◆ Exercise requirements
Search the material below for the word "ἦσαν". Copy every line that has it.

** Start of Information supplied **

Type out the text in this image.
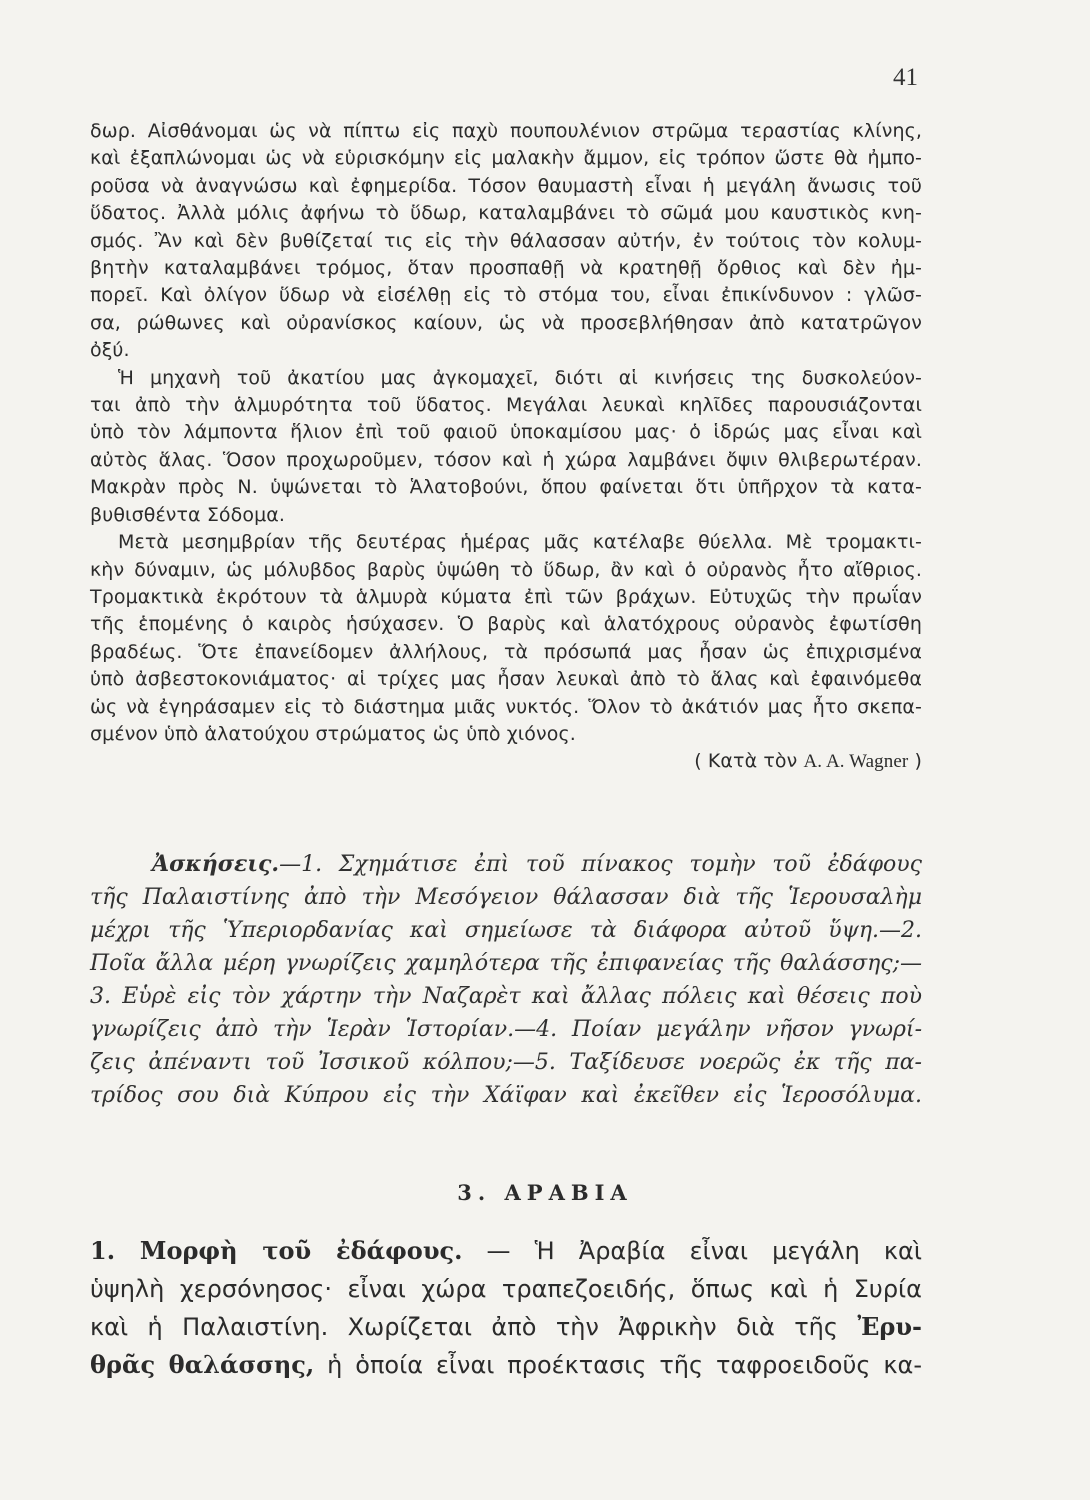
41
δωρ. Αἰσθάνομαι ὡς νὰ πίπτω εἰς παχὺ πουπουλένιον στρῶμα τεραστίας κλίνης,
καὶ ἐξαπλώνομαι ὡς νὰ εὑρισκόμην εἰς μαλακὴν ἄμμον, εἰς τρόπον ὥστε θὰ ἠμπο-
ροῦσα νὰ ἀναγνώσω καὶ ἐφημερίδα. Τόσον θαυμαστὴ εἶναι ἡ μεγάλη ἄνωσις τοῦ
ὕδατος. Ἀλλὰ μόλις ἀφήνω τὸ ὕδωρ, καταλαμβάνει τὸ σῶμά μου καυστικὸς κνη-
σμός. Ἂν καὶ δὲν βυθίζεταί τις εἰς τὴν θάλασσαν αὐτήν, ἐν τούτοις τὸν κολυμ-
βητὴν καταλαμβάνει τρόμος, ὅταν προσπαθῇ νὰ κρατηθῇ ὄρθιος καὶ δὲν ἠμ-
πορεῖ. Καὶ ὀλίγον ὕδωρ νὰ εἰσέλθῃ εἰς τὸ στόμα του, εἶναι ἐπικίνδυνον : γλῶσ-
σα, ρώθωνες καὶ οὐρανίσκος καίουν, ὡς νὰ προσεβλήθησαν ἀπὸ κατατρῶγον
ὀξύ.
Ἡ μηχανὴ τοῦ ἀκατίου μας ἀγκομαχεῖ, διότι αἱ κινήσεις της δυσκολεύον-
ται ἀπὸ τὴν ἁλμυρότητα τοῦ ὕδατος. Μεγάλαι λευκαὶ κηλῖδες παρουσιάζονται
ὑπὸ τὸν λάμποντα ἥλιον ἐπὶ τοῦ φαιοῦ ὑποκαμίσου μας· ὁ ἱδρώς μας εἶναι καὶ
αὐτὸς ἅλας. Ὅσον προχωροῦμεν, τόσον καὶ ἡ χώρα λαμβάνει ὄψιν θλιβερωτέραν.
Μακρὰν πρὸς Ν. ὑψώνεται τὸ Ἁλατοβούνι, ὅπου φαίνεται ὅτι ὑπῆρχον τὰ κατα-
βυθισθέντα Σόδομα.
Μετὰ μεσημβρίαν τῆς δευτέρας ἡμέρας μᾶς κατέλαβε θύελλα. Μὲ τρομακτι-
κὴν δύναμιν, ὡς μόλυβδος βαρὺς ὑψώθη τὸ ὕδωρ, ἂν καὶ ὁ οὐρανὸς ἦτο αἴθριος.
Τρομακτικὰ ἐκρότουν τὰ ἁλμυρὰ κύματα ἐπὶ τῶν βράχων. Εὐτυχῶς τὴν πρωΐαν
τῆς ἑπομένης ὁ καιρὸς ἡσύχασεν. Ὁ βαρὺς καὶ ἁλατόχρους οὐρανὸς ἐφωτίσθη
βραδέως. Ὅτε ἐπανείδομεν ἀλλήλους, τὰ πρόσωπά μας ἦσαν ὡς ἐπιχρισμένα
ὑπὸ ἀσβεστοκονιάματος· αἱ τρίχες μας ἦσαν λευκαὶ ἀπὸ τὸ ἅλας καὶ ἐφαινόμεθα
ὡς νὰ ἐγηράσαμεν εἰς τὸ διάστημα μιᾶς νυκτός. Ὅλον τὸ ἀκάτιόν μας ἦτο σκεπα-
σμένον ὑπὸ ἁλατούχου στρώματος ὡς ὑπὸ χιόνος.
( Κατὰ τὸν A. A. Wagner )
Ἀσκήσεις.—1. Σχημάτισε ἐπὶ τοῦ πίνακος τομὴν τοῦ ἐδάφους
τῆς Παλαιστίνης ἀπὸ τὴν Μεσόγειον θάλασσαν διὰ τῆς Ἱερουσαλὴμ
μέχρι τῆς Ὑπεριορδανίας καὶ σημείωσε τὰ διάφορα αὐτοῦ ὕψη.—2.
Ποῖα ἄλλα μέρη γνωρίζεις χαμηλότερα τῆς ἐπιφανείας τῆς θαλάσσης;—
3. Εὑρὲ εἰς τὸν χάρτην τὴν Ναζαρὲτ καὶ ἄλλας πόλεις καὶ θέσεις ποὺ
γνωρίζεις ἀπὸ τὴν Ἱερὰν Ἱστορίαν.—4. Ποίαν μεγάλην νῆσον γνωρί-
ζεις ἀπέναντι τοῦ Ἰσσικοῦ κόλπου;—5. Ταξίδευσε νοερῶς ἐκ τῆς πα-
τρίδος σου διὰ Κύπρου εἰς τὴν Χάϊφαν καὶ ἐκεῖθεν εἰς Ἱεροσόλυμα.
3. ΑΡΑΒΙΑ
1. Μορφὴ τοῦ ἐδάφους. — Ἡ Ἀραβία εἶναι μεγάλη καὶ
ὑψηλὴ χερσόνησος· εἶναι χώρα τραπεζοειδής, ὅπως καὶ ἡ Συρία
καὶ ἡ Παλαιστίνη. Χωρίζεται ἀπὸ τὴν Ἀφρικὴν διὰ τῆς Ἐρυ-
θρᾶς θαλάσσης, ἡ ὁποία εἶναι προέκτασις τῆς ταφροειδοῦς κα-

** End of Information supplied **
** Start of Information supplied **

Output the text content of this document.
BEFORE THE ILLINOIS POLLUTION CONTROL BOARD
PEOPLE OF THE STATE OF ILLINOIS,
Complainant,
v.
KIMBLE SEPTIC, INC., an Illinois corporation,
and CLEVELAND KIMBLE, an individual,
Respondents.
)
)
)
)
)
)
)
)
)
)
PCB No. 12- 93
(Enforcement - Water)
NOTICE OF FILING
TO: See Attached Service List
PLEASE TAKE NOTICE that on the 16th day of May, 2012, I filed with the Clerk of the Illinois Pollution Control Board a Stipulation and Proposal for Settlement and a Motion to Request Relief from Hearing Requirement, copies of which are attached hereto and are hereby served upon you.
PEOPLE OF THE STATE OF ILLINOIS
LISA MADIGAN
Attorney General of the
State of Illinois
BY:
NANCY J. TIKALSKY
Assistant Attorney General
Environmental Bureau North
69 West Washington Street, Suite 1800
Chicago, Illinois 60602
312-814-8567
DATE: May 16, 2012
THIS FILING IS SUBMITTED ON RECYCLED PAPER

** End of Information supplied **

◆ Answer for the task
βραδέως. Ὅτε ἐπανείδομεν ἀλλήλους, τὰ πρόσωπά μας ἦσαν ὡς ἐπιχρισμένα
ὑπὸ ἀσβεστοκονιάματος· αἱ τρίχες μας ἦσαν λευκαὶ ἀπὸ τὸ ἅλας καὶ ἐφαινόμεθα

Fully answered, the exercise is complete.